— Start DATASET RECORDS —
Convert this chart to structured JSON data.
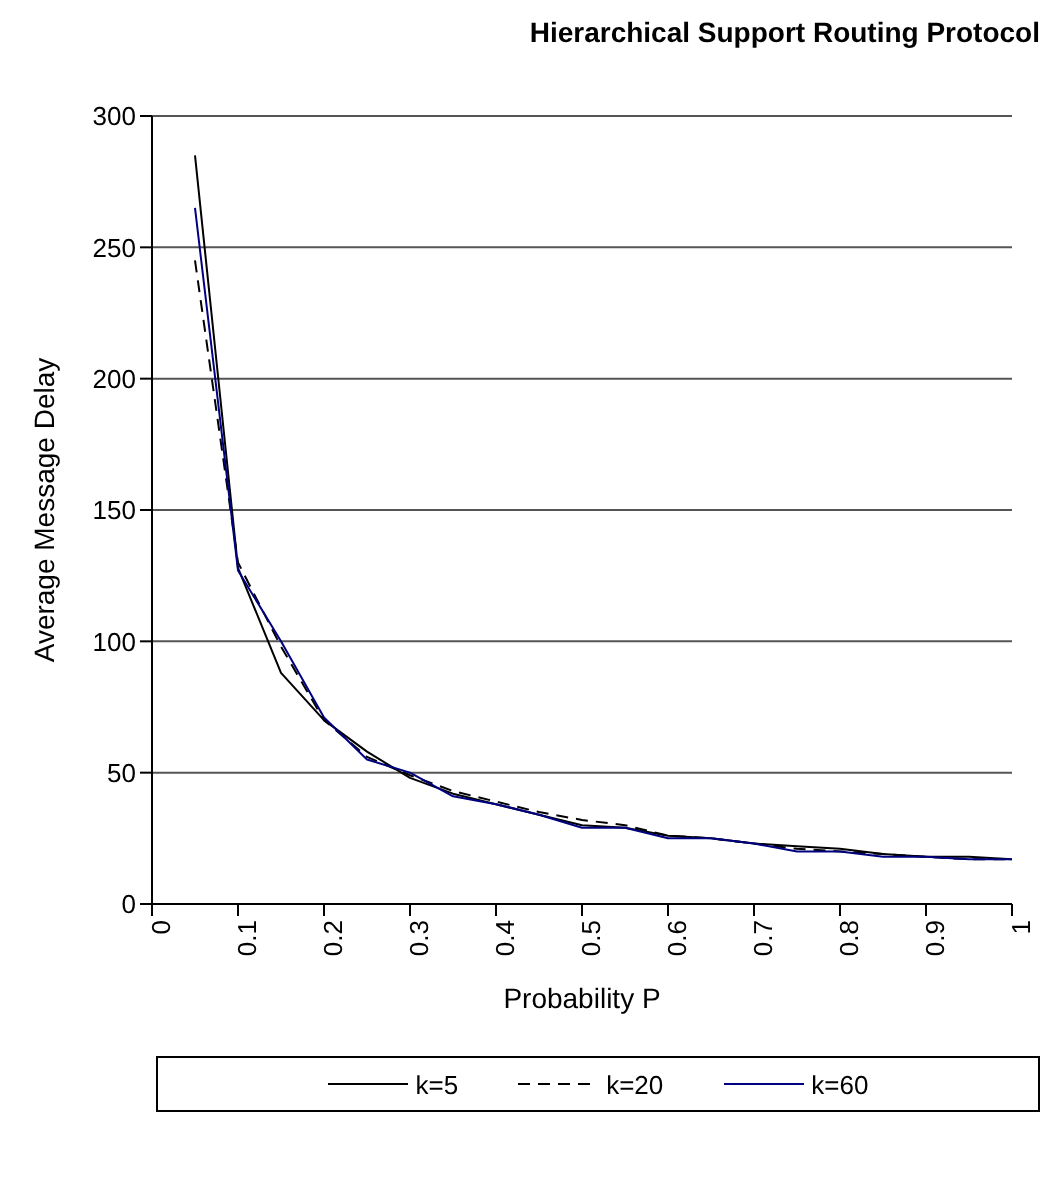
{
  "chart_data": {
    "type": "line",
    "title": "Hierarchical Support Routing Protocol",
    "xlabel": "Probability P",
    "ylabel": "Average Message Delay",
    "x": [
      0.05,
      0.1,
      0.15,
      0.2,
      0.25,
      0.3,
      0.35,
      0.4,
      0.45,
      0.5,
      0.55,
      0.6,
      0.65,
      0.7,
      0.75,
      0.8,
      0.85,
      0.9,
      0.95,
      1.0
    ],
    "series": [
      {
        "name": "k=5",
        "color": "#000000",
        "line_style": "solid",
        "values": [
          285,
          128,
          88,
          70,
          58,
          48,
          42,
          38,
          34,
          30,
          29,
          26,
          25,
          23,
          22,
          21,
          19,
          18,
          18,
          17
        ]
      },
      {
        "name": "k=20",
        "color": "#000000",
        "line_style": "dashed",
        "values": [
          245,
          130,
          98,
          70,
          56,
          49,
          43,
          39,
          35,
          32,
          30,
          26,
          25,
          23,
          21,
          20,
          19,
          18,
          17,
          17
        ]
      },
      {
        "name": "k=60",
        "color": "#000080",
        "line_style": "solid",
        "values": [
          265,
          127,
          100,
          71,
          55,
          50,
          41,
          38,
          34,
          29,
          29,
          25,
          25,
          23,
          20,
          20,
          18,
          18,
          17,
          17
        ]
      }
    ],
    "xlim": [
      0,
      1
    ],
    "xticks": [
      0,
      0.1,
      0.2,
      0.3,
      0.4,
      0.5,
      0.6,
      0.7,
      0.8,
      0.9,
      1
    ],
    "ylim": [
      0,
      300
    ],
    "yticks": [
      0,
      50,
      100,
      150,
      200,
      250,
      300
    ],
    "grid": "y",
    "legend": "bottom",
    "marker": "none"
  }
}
— End DATASET RECORDS —
● TASK GOAL
Restate the data above word for word. Skip every picture.

● FINAL RESULT
Convert this chart to structured JSON data.
{
  "chart_data": {
    "type": "line",
    "title": "Hierarchical Support Routing Protocol",
    "xlabel": "Probability P",
    "ylabel": "Average Message Delay",
    "x": [
      0.05,
      0.1,
      0.15,
      0.2,
      0.25,
      0.3,
      0.35,
      0.4,
      0.45,
      0.5,
      0.55,
      0.6,
      0.65,
      0.7,
      0.75,
      0.8,
      0.85,
      0.9,
      0.95,
      1.0
    ],
    "series": [
      {
        "name": "k=5",
        "color": "#000000",
        "line_style": "solid",
        "values": [
          285,
          128,
          88,
          70,
          58,
          48,
          42,
          38,
          34,
          30,
          29,
          26,
          25,
          23,
          22,
          21,
          19,
          18,
          18,
          17
        ]
      },
      {
        "name": "k=20",
        "color": "#000000",
        "line_style": "dashed",
        "values": [
          245,
          130,
          98,
          70,
          56,
          49,
          43,
          39,
          35,
          32,
          30,
          26,
          25,
          23,
          21,
          20,
          19,
          18,
          17,
          17
        ]
      },
      {
        "name": "k=60",
        "color": "#000080",
        "line_style": "solid",
        "values": [
          265,
          127,
          100,
          71,
          55,
          50,
          41,
          38,
          34,
          29,
          29,
          25,
          25,
          23,
          20,
          20,
          18,
          18,
          17,
          17
        ]
      }
    ],
    "xlim": [
      0,
      1
    ],
    "xticks": [
      0,
      0.1,
      0.2,
      0.3,
      0.4,
      0.5,
      0.6,
      0.7,
      0.8,
      0.9,
      1
    ],
    "ylim": [
      0,
      300
    ],
    "yticks": [
      0,
      50,
      100,
      150,
      200,
      250,
      300
    ],
    "grid": "y",
    "legend": "bottom",
    "marker": "none"
  }
}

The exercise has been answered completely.